- What the task asks
Transcribe all the records with complete accuracy.

- Provided data
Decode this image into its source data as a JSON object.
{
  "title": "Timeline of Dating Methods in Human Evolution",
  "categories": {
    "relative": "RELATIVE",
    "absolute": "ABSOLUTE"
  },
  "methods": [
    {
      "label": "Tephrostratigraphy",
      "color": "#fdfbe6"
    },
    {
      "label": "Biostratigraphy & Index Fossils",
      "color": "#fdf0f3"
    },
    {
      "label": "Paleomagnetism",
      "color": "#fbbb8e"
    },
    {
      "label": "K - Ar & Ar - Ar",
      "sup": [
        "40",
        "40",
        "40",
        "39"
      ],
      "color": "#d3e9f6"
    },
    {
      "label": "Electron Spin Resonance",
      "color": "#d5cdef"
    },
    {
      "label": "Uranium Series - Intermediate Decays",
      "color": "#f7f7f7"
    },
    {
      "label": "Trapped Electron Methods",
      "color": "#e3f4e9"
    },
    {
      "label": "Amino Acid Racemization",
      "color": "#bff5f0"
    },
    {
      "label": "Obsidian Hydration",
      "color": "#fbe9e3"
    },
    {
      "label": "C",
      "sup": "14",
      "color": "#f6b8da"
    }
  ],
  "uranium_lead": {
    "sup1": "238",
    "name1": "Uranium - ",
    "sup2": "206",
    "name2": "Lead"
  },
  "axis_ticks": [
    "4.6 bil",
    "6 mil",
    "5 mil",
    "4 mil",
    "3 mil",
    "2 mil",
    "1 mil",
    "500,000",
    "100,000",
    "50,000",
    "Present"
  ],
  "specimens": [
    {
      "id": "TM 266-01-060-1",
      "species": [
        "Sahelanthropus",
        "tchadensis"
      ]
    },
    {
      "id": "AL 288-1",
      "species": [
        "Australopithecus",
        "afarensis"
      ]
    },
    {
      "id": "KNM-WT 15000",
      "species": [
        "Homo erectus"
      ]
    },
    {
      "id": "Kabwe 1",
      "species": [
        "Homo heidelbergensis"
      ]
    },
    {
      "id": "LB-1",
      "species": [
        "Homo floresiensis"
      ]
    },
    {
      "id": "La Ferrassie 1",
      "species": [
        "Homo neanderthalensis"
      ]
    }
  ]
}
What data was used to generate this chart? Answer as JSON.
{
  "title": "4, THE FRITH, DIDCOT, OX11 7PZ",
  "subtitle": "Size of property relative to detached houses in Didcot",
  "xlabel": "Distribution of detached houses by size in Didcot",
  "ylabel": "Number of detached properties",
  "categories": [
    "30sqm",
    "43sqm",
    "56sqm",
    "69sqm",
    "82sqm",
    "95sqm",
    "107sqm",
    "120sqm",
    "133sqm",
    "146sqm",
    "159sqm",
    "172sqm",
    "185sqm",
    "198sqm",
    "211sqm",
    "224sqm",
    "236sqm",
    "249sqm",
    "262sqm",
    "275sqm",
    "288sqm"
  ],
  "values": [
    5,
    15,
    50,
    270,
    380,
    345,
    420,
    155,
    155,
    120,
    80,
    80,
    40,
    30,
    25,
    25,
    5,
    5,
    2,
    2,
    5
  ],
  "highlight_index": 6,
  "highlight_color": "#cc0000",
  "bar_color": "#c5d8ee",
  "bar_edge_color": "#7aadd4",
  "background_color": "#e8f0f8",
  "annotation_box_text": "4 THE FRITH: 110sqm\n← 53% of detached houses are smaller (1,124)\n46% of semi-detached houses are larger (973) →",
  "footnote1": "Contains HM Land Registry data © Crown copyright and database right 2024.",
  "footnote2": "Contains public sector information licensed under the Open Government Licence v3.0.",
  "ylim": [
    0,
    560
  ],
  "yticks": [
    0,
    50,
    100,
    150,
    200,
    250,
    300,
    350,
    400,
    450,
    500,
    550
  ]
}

- The completed task
Decode this image into its source data as a JSON object.
{
  "title": "Timeline of Dating Methods in Human Evolution",
  "categories": {
    "relative": "RELATIVE",
    "absolute": "ABSOLUTE"
  },
  "methods": [
    {
      "label": "Tephrostratigraphy",
      "color": "#fdfbe6"
    },
    {
      "label": "Biostratigraphy & Index Fossils",
      "color": "#fdf0f3"
    },
    {
      "label": "Paleomagnetism",
      "color": "#fbbb8e"
    },
    {
      "label": "K - Ar & Ar - Ar",
      "sup": [
        "40",
        "40",
        "40",
        "39"
      ],
      "color": "#d3e9f6"
    },
    {
      "label": "Electron Spin Resonance",
      "color": "#d5cdef"
    },
    {
      "label": "Uranium Series - Intermediate Decays",
      "color": "#f7f7f7"
    },
    {
      "label": "Trapped Electron Methods",
      "color": "#e3f4e9"
    },
    {
      "label": "Amino Acid Racemization",
      "color": "#bff5f0"
    },
    {
      "label": "Obsidian Hydration",
      "color": "#fbe9e3"
    },
    {
      "label": "C",
      "sup": "14",
      "color": "#f6b8da"
    }
  ],
  "uranium_lead": {
    "sup1": "238",
    "name1": "Uranium - ",
    "sup2": "206",
    "name2": "Lead"
  },
  "axis_ticks": [
    "4.6 bil",
    "6 mil",
    "5 mil",
    "4 mil",
    "3 mil",
    "2 mil",
    "1 mil",
    "500,000",
    "100,000",
    "50,000",
    "Present"
  ],
  "specimens": [
    {
      "id": "TM 266-01-060-1",
      "species": [
        "Sahelanthropus",
        "tchadensis"
      ]
    },
    {
      "id": "AL 288-1",
      "species": [
        "Australopithecus",
        "afarensis"
      ]
    },
    {
      "id": "KNM-WT 15000",
      "species": [
        "Homo erectus"
      ]
    },
    {
      "id": "Kabwe 1",
      "species": [
        "Homo heidelbergensis"
      ]
    },
    {
      "id": "LB-1",
      "species": [
        "Homo floresiensis"
      ]
    },
    {
      "id": "La Ferrassie 1",
      "species": [
        "Homo neanderthalensis"
      ]
    }
  ]
}
What data was used to generate this chart? Answer as JSON.
{
  "title": "4, THE FRITH, DIDCOT, OX11 7PZ",
  "subtitle": "Size of property relative to detached houses in Didcot",
  "xlabel": "Distribution of detached houses by size in Didcot",
  "ylabel": "Number of detached properties",
  "categories": [
    "30sqm",
    "43sqm",
    "56sqm",
    "69sqm",
    "82sqm",
    "95sqm",
    "107sqm",
    "120sqm",
    "133sqm",
    "146sqm",
    "159sqm",
    "172sqm",
    "185sqm",
    "198sqm",
    "211sqm",
    "224sqm",
    "236sqm",
    "249sqm",
    "262sqm",
    "275sqm",
    "288sqm"
  ],
  "values": [
    5,
    15,
    50,
    270,
    380,
    345,
    420,
    155,
    155,
    120,
    80,
    80,
    40,
    30,
    25,
    25,
    5,
    5,
    2,
    2,
    5
  ],
  "highlight_index": 6,
  "highlight_color": "#cc0000",
  "bar_color": "#c5d8ee",
  "bar_edge_color": "#7aadd4",
  "background_color": "#e8f0f8",
  "annotation_box_text": "4 THE FRITH: 110sqm\n← 53% of detached houses are smaller (1,124)\n46% of semi-detached houses are larger (973) →",
  "footnote1": "Contains HM Land Registry data © Crown copyright and database right 2024.",
  "footnote2": "Contains public sector information licensed under the Open Government Licence v3.0.",
  "ylim": [
    0,
    560
  ],
  "yticks": [
    0,
    50,
    100,
    150,
    200,
    250,
    300,
    350,
    400,
    450,
    500,
    550
  ]
}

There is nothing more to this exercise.